• Document extract:
5 Things You Need to Know About the Widows Tax Repeal Included in the NDAA

5 Things You Need to Know About the Widows Tax Repeal Included in the NDAA
Surviving spouses Kristy DiDomenico, Edie Smith, and Capt. Kathy Thorp, USN (Ret.), a member of MOAA's Surviving Spouse Advisory Committee, stand at the podium together during a Dec. 10 news conference on Capitol Hill. (Jennifer Milbrett for MOAA)

The finish line in the fight to repeal the “widows tax” is within sight, and while there are still critical hurdles to clear, the final product of this extensive effort on behalf of military survivors is taking shape.

 

[TAKE ACTION: Ask Your Senator to Pass the NDAA]

 

Here is what’s known about the plan outlined in the FY 2020 National Defense Authorization Act (NDAA) to end the Survivor Benefit Plan-Dependency and Indemnity Compensation offset. Visit MOAA.org or follow MOAA’s social media platforms for updates; the House agreed to the conference report by a vote of 377-48 on Dec. 11, with Senate action expected soon.

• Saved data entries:
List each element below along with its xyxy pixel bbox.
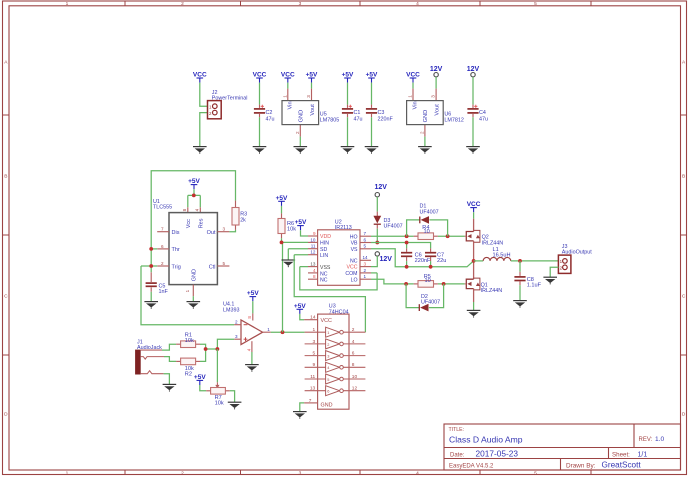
svg-text:TITLE:: TITLE: xyxy=(449,427,465,433)
wire D2 bypass loop xyxy=(406,284,444,308)
label R2 10k xyxy=(185,366,194,378)
svg-text:4: 4 xyxy=(416,1,419,7)
svg-text:GND: GND xyxy=(423,110,429,123)
svg-text:2: 2 xyxy=(419,131,424,134)
svg-text:10: 10 xyxy=(424,229,430,235)
capacitor C4 47u xyxy=(467,105,478,113)
svg-text:VB: VB xyxy=(351,241,358,247)
svg-text:13: 13 xyxy=(310,386,316,392)
ground (J3 pin2) xyxy=(543,277,557,284)
svg-text:Dis: Dis xyxy=(172,230,180,236)
junction (LO/D2 left) xyxy=(404,282,408,286)
junction (switch node) xyxy=(472,259,476,263)
ground (C8) xyxy=(513,301,527,308)
ground (below LM393) xyxy=(245,365,259,372)
wire 12V to U6 pin3 xyxy=(435,77,437,89)
svg-text:Vcc: Vcc xyxy=(186,219,192,228)
svg-text:4: 4 xyxy=(246,348,251,351)
wire C8 to ground xyxy=(519,285,521,300)
svg-text:3: 3 xyxy=(223,227,226,232)
svg-text:Vin: Vin xyxy=(287,101,293,109)
pin stubs D3 xyxy=(376,212,378,217)
net flag +5V (LM393 supply) xyxy=(247,290,259,301)
pin stubs R5 xyxy=(414,283,418,285)
svg-text:SD: SD xyxy=(320,247,327,253)
svg-text:NC: NC xyxy=(320,278,328,284)
svg-text:UF4007: UF4007 xyxy=(420,209,439,215)
svg-text:Trig: Trig xyxy=(172,264,181,270)
wire L1 to J3 pin1 xyxy=(511,260,559,262)
net flag +5V (above U5 Vout) xyxy=(306,72,318,83)
svg-text:1: 1 xyxy=(267,327,270,332)
capacitor C2 47u xyxy=(254,105,265,113)
wire VCC to C2 xyxy=(259,83,261,105)
jack tip contact xyxy=(141,349,162,351)
svg-text:14: 14 xyxy=(363,255,369,260)
wire C3 to ground xyxy=(371,117,373,146)
svg-text:6: 6 xyxy=(327,389,329,394)
svg-text:Drawn By:: Drawn By: xyxy=(566,462,596,469)
svg-text:47u: 47u xyxy=(266,116,275,122)
junction (HIN node) xyxy=(280,241,284,245)
net flag +5V (above C3) xyxy=(366,72,378,83)
svg-text:1.1uF: 1.1uF xyxy=(527,283,542,289)
svg-text:C2: C2 xyxy=(266,110,273,116)
timer U1 TLC555 xyxy=(161,208,226,292)
svg-text:2k: 2k xyxy=(240,218,246,224)
wire 12V to U2 VCC pin xyxy=(371,256,377,267)
pin stubs U5 xyxy=(287,89,289,101)
svg-text:1: 1 xyxy=(282,95,287,98)
wire mix node down to R7 wiper xyxy=(216,349,218,382)
pin stubs R6 xyxy=(281,213,283,218)
wire U6 pin2 to ground xyxy=(424,137,426,147)
pin stubs R3 xyxy=(235,201,237,208)
driver U2 IR2113 xyxy=(310,230,368,285)
svg-text:12: 12 xyxy=(352,386,358,392)
svg-text:47u: 47u xyxy=(354,116,363,122)
junction (VS/C6) xyxy=(405,265,409,269)
connector J1 audio jack body xyxy=(135,350,141,375)
junction (output node) xyxy=(518,259,522,263)
wire U1 GND pin to ground xyxy=(192,296,194,301)
svg-text:10k: 10k xyxy=(287,227,296,233)
svg-text:Res: Res xyxy=(199,218,205,228)
net flag +5V (R6 pull-up) xyxy=(276,195,288,206)
svg-text:Class D Audio Amp: Class D Audio Amp xyxy=(449,435,523,445)
svg-text:10k: 10k xyxy=(215,401,224,407)
label R6 10k xyxy=(287,221,296,233)
connector J3 AudioOutput xyxy=(558,255,571,273)
svg-text:Vin: Vin xyxy=(413,101,419,109)
net flag VCC (input, above J2) xyxy=(193,72,207,83)
pin stubs R2 xyxy=(176,360,181,362)
resistor R2 10k xyxy=(181,358,196,365)
wire VS rail xyxy=(371,249,474,267)
svg-text:11: 11 xyxy=(311,244,316,249)
svg-text:HIN: HIN xyxy=(320,241,329,247)
svg-text:3: 3 xyxy=(306,95,311,98)
label U5 LM7805 xyxy=(320,111,339,123)
pin stubs C6 xyxy=(406,248,408,252)
pin stubs R1 xyxy=(176,343,181,345)
svg-text:5: 5 xyxy=(313,351,316,357)
hex inverter U3 74HC04 xyxy=(318,314,349,409)
ground (below J2) xyxy=(193,147,207,154)
label U3 74HC04 xyxy=(329,304,349,316)
junction (VB/D3) xyxy=(375,241,379,245)
resistor R3 2k xyxy=(232,208,239,226)
capacitor C3 220nF xyxy=(366,109,377,113)
svg-text:1nF: 1nF xyxy=(159,289,169,295)
svg-text:47u: 47u xyxy=(479,116,488,122)
svg-text:2: 2 xyxy=(161,261,164,266)
wire U3 pin7 to ground xyxy=(300,403,304,412)
label J2 PowerTerminal xyxy=(212,90,248,102)
svg-text:GreatScott: GreatScott xyxy=(602,461,642,470)
wire triangle node to comparator inverting input xyxy=(141,266,234,325)
ground (U3) xyxy=(293,412,307,419)
wire J2 pin2 to ground xyxy=(200,113,208,147)
wire U5 pin2 to ground xyxy=(299,137,301,147)
ground (below C5) xyxy=(144,302,158,309)
wire VCC to J2 pin1 xyxy=(200,83,208,107)
label U2 IR2113 xyxy=(335,220,352,231)
wire LIN from inverter xyxy=(294,255,365,333)
svg-text:12V: 12V xyxy=(380,256,393,263)
pin stubs C2 xyxy=(259,105,261,108)
label J1 AudioJack xyxy=(137,339,162,351)
wire +5V to LM393 pin8 xyxy=(252,301,254,313)
label J3 AudioOutput xyxy=(562,244,592,256)
wire +5V to U3 pin14 xyxy=(300,314,304,320)
label R4 10 xyxy=(422,225,429,235)
capacitor C5 1nF xyxy=(146,283,157,286)
svg-text:VCC: VCC xyxy=(321,318,332,324)
label C8 1.1uF xyxy=(527,277,542,289)
svg-text:LM7812: LM7812 xyxy=(444,117,463,123)
svg-text:2: 2 xyxy=(181,1,184,7)
label R3 2k xyxy=(240,212,247,224)
wire +5V to U5 pin3 xyxy=(311,83,313,89)
svg-text:6: 6 xyxy=(352,351,355,357)
net flag VCC (above U5 Vin) xyxy=(281,72,295,83)
net flag VCC (above C2) xyxy=(253,72,267,83)
inverter U3 gate 1 xyxy=(305,327,366,337)
inverter U3 gate 2 xyxy=(305,339,366,349)
junction (VS/C7) xyxy=(429,265,433,269)
svg-text:11: 11 xyxy=(310,374,315,380)
wire LO to R5 xyxy=(371,279,414,284)
net flag 12V (above U6 Vout) xyxy=(430,66,443,77)
inverter U3 gate 4 xyxy=(305,362,366,372)
wire R4 right to Q2 gate xyxy=(438,235,465,237)
inverter U3 gate 5 xyxy=(305,374,366,384)
wire VB to bootstrap caps xyxy=(371,243,431,249)
wire R5 right to Q1 gate xyxy=(438,283,465,285)
capacitor C8 1.1uF xyxy=(514,277,525,281)
wire comparator output to U3 input xyxy=(271,331,305,333)
inductor L1 16.5uH xyxy=(483,257,511,260)
junction (mix) xyxy=(204,347,208,351)
pin stub LM393 pin8 xyxy=(252,313,254,320)
ground (Q1 source) xyxy=(467,310,481,317)
svg-text:2: 2 xyxy=(181,470,184,476)
wire Q1 source to ground xyxy=(473,302,475,310)
svg-text:1: 1 xyxy=(313,327,316,333)
potentiometer R7 wiper arrow xyxy=(216,382,218,387)
label Q1 IRLZ44N xyxy=(481,282,503,294)
wire R1/R2 mix junction xyxy=(200,344,217,361)
pin stubs C5 xyxy=(150,272,152,282)
pin stub U3 pin7 xyxy=(304,402,318,404)
svg-text:8: 8 xyxy=(247,316,252,319)
ground (below C1) xyxy=(341,147,355,154)
wire D1 bypass loop xyxy=(407,220,448,236)
net flag VCC (above Q2) xyxy=(467,201,481,212)
net flag 12V (above C4) xyxy=(467,66,480,77)
junction (HO/D1 left) xyxy=(405,234,409,238)
svg-text:1: 1 xyxy=(364,274,367,279)
svg-text:REV:: REV: xyxy=(639,437,653,443)
net flag +5V (555 supply) xyxy=(188,178,200,189)
wire +5V to R6 xyxy=(281,206,283,214)
svg-text:C: C xyxy=(4,294,8,300)
pin stubs C1 xyxy=(347,105,349,108)
svg-text:2017-05-23: 2017-05-23 xyxy=(476,449,519,459)
ground (below C2) xyxy=(253,147,267,154)
svg-text:4: 4 xyxy=(195,208,200,211)
pin stubs R7 xyxy=(206,390,210,392)
wire VCC to U6 pin1 xyxy=(412,83,414,89)
wire +5V to 555 Vcc/Res split xyxy=(188,189,201,207)
svg-text:3: 3 xyxy=(327,354,329,359)
svg-text:LM393: LM393 xyxy=(223,308,239,314)
svg-text:Out: Out xyxy=(207,230,216,236)
ground (below U6) xyxy=(418,147,432,154)
pin Q1 source xyxy=(473,289,475,302)
svg-text:14: 14 xyxy=(310,315,316,321)
svg-text:10: 10 xyxy=(352,374,358,380)
wire VCC to U5 pin1 xyxy=(287,83,289,89)
label C5 1nF xyxy=(159,283,169,295)
wire +5V to C1 xyxy=(347,83,349,105)
wire C5 to ground xyxy=(150,292,152,302)
pin Q2 drain xyxy=(473,219,475,232)
pin stubs U2 left xyxy=(308,235,318,237)
wire comparator output riser to HIN xyxy=(282,242,284,332)
label C1 47u xyxy=(354,110,363,122)
svg-text:IRLZ44N: IRLZ44N xyxy=(482,240,504,246)
wire Trig stub xyxy=(141,265,157,267)
svg-text:NC: NC xyxy=(320,271,328,277)
svg-text:6: 6 xyxy=(364,237,367,242)
wire VCC to Q2 drain xyxy=(473,212,475,219)
label R7 10k xyxy=(215,395,224,407)
ground (R7) xyxy=(228,402,242,409)
svg-text:12V: 12V xyxy=(374,184,387,191)
pin stubs R4 xyxy=(414,235,418,237)
svg-text:1: 1 xyxy=(327,330,329,335)
svg-text:VSS: VSS xyxy=(320,265,331,271)
ground (below C3) xyxy=(365,147,379,154)
svg-text:1/1: 1/1 xyxy=(638,452,648,459)
wire J3 pin2 to ground xyxy=(550,267,558,277)
jack sleeve contact xyxy=(141,371,164,374)
svg-text:GND: GND xyxy=(191,269,197,281)
pin stubs C8 xyxy=(519,272,521,276)
diode D1 UF4007 xyxy=(420,216,429,224)
svg-text:PowerTerminal: PowerTerminal xyxy=(212,96,248,102)
svg-text:EasyEDA V4.5.2: EasyEDA V4.5.2 xyxy=(449,463,494,469)
junction (VB/C6) xyxy=(405,241,409,245)
label C2 47u xyxy=(266,110,275,122)
svg-text:VCC: VCC xyxy=(347,265,358,271)
wire output node to C8 xyxy=(519,261,521,272)
wire Thr stub xyxy=(151,248,157,250)
svg-text:12: 12 xyxy=(310,250,316,255)
svg-text:1: 1 xyxy=(408,95,413,98)
svg-text:VDD: VDD xyxy=(320,234,331,240)
svg-text:5: 5 xyxy=(327,377,329,382)
ground (SD) xyxy=(282,260,296,267)
svg-text:8: 8 xyxy=(182,208,187,211)
label R5 10 xyxy=(424,274,431,284)
svg-text:4: 4 xyxy=(352,339,355,345)
title block xyxy=(444,424,681,470)
svg-text:5: 5 xyxy=(534,1,537,7)
svg-text:Thr: Thr xyxy=(172,247,180,253)
svg-text:C3: C3 xyxy=(378,110,385,116)
svg-text:5: 5 xyxy=(223,261,226,266)
wire 12V to C4 xyxy=(472,77,474,105)
net flag 12V (U2 VCC pin) xyxy=(375,252,392,264)
junction (Trig) xyxy=(149,264,153,268)
label Q2 IRLZ44N xyxy=(482,235,504,247)
svg-text:HO: HO xyxy=(350,234,358,240)
wire R6 to HIN xyxy=(282,238,309,242)
connector J2 PowerTerminal xyxy=(208,101,222,119)
svg-text:2: 2 xyxy=(327,342,329,347)
transistor Q1 IRLZ44N xyxy=(465,278,480,290)
junction (R4/D1 right) xyxy=(446,234,450,238)
svg-text:1: 1 xyxy=(66,1,69,7)
net flag 12V (bootstrap supply) xyxy=(374,184,387,197)
pin stubs U1 sides xyxy=(157,231,169,233)
svg-text:3: 3 xyxy=(235,334,238,339)
svg-text:2: 2 xyxy=(295,131,300,134)
svg-text:4: 4 xyxy=(416,470,419,476)
wire LM393 pin4 to ground xyxy=(251,352,253,365)
wire VSS to COM xyxy=(300,267,377,290)
svg-text:LIN: LIN xyxy=(320,253,328,259)
svg-text:8: 8 xyxy=(352,362,355,368)
wire HO to R4 xyxy=(371,235,414,237)
diode D3 UF4007 xyxy=(373,216,381,224)
pin stubs C3 xyxy=(371,105,373,108)
svg-text:R2: R2 xyxy=(185,372,192,378)
capacitor C7 22u xyxy=(425,253,436,257)
wire C1 to ground xyxy=(347,117,349,146)
svg-text:220nF: 220nF xyxy=(378,116,394,122)
label C4 47u xyxy=(479,110,488,122)
pin stub LM393 pin4 xyxy=(251,341,253,352)
svg-text:2: 2 xyxy=(364,268,367,273)
resistor R7 10k (pot body) xyxy=(211,388,226,395)
label R1 10k xyxy=(185,332,194,344)
wire tip to R1 xyxy=(162,344,176,350)
svg-text:D: D xyxy=(682,412,686,418)
label D2 UF4007 xyxy=(421,294,440,306)
svg-text:2: 2 xyxy=(235,320,238,325)
svg-text:GND: GND xyxy=(298,110,304,123)
svg-text:TLC555: TLC555 xyxy=(153,205,172,211)
svg-text:Vout: Vout xyxy=(434,104,440,116)
svg-text:Sheet:: Sheet: xyxy=(612,451,630,458)
label D3 UF4007 xyxy=(384,218,403,230)
resistor R4 10 xyxy=(418,233,434,240)
pin stubs C4 xyxy=(472,105,474,108)
svg-text:UF4007: UF4007 xyxy=(421,300,440,306)
wire COM stub xyxy=(371,272,377,274)
label U1 TLC555 xyxy=(153,199,172,211)
svg-text:B: B xyxy=(4,174,7,180)
regulator U5 LM7805 xyxy=(282,95,319,134)
svg-text:8: 8 xyxy=(313,274,316,279)
net flag +5V (U3 supply) xyxy=(294,303,306,314)
svg-text:9: 9 xyxy=(313,231,316,236)
diode D2 UF4007 xyxy=(419,304,428,312)
label D1 UF4007 xyxy=(420,204,439,216)
label U4.1 LM393 xyxy=(223,302,239,314)
svg-text:D: D xyxy=(4,412,8,418)
svg-text:9: 9 xyxy=(313,362,316,368)
wire ring to R2 xyxy=(164,357,176,362)
inverter U3 gate 6 xyxy=(305,386,366,396)
svg-text:GND: GND xyxy=(321,402,333,408)
svg-text:13: 13 xyxy=(310,262,316,267)
svg-text:5: 5 xyxy=(364,244,367,249)
capacitor C1 47u xyxy=(342,105,353,113)
svg-text:10: 10 xyxy=(310,237,316,242)
regulator U6 LM7812 xyxy=(407,95,444,134)
net flag +5V (U2 VDD) xyxy=(295,219,307,230)
junction (555 supply split) xyxy=(192,194,196,198)
svg-text:22u: 22u xyxy=(437,258,446,264)
wire C6/C7 bottoms to VS rail xyxy=(407,261,431,267)
wire mix node to comparator + input xyxy=(217,339,234,349)
wire sleeve to ground xyxy=(164,374,170,385)
wire R7 right to ground xyxy=(230,391,235,402)
label L1 16.5uH xyxy=(493,247,511,258)
svg-text:6: 6 xyxy=(161,244,164,249)
svg-text:3: 3 xyxy=(299,470,302,476)
svg-text:4: 4 xyxy=(313,268,316,273)
net flag +5V (R7) xyxy=(194,374,206,385)
pin stubs U6 xyxy=(412,89,414,101)
ground (below C4) xyxy=(466,147,480,154)
wire C4 to ground xyxy=(472,117,474,146)
svg-text:3: 3 xyxy=(299,1,302,7)
wire 555 Out to R3 bottom xyxy=(229,230,235,232)
junction (comparator output) xyxy=(281,330,285,334)
svg-text:UF4007: UF4007 xyxy=(384,224,403,230)
svg-text:IRLZ44N: IRLZ44N xyxy=(481,288,503,294)
junction (Thr) xyxy=(149,247,153,251)
svg-text:3: 3 xyxy=(431,95,436,98)
svg-text:5: 5 xyxy=(534,470,537,476)
svg-text:2: 2 xyxy=(352,327,355,333)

• What this task involves: List every surviving spouse named in the photo caption of the widows tax article.

• Exercise solution: Kristy DiDomenico; Edie Smith; Capt. Kathy Thorp, USN (Ret.)